**Entries:**
## BEGIN
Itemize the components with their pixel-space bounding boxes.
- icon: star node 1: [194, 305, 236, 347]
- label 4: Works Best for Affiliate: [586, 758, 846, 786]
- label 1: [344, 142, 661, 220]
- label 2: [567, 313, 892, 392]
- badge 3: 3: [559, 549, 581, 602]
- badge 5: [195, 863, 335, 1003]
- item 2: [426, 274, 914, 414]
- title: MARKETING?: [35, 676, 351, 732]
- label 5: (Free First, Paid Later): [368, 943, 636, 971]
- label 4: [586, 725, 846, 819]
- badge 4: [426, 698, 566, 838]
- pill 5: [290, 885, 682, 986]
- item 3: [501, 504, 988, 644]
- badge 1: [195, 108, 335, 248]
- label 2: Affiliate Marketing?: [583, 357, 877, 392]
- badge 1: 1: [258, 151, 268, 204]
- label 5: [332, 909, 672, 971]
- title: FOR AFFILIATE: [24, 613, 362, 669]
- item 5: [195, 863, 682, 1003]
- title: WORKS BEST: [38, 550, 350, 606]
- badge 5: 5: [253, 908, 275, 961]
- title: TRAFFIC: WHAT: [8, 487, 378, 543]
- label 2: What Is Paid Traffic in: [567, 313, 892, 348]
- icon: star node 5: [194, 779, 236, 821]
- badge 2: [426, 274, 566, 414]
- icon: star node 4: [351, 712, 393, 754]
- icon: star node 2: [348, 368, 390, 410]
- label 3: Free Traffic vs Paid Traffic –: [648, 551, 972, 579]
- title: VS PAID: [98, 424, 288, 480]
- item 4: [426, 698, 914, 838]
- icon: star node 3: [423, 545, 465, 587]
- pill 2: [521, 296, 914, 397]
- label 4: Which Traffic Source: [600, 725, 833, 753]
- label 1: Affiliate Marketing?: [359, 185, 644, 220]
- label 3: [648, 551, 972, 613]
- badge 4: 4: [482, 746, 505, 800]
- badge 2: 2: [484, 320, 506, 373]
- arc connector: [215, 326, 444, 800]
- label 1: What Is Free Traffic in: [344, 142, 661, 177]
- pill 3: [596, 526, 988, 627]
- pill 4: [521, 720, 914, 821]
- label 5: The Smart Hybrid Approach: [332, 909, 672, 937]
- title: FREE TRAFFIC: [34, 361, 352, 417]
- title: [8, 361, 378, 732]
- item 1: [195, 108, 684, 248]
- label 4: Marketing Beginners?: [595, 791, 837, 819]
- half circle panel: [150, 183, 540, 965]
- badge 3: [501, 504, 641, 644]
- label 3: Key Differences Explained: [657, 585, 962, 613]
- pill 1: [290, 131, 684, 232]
## END
**Exercise details:** Rewrite the lines from the first one up to and including the line with "- label 3: [648, 551, 972, 613]", changing "icon" to "glyph" and leaving everything else as it is.

**Correct output:**
Itemize the components with their pixel-space bounding boxes.
- glyph: star node 1: [194, 305, 236, 347]
- label 4: Works Best for Affiliate: [586, 758, 846, 786]
- label 1: [344, 142, 661, 220]
- label 2: [567, 313, 892, 392]
- badge 3: 3: [559, 549, 581, 602]
- badge 5: [195, 863, 335, 1003]
- item 2: [426, 274, 914, 414]
- title: MARKETING?: [35, 676, 351, 732]
- label 5: (Free First, Paid Later): [368, 943, 636, 971]
- label 4: [586, 725, 846, 819]
- badge 4: [426, 698, 566, 838]
- pill 5: [290, 885, 682, 986]
- item 3: [501, 504, 988, 644]
- badge 1: [195, 108, 335, 248]
- label 2: Affiliate Marketing?: [583, 357, 877, 392]
- badge 1: 1: [258, 151, 268, 204]
- label 5: [332, 909, 672, 971]
- title: FOR AFFILIATE: [24, 613, 362, 669]
- item 5: [195, 863, 682, 1003]
- title: WORKS BEST: [38, 550, 350, 606]
- badge 5: 5: [253, 908, 275, 961]
- title: TRAFFIC: WHAT: [8, 487, 378, 543]
- label 2: What Is Paid Traffic in: [567, 313, 892, 348]
- glyph: star node 5: [194, 779, 236, 821]
- badge 2: [426, 274, 566, 414]
- glyph: star node 4: [351, 712, 393, 754]
- glyph: star node 2: [348, 368, 390, 410]
- label 3: Free Traffic vs Paid Traffic –: [648, 551, 972, 579]
- title: VS PAID: [98, 424, 288, 480]
- item 4: [426, 698, 914, 838]
- glyph: star node 3: [423, 545, 465, 587]
- pill 2: [521, 296, 914, 397]
- label 4: Which Traffic Source: [600, 725, 833, 753]
- label 1: Affiliate Marketing?: [359, 185, 644, 220]
- label 3: [648, 551, 972, 613]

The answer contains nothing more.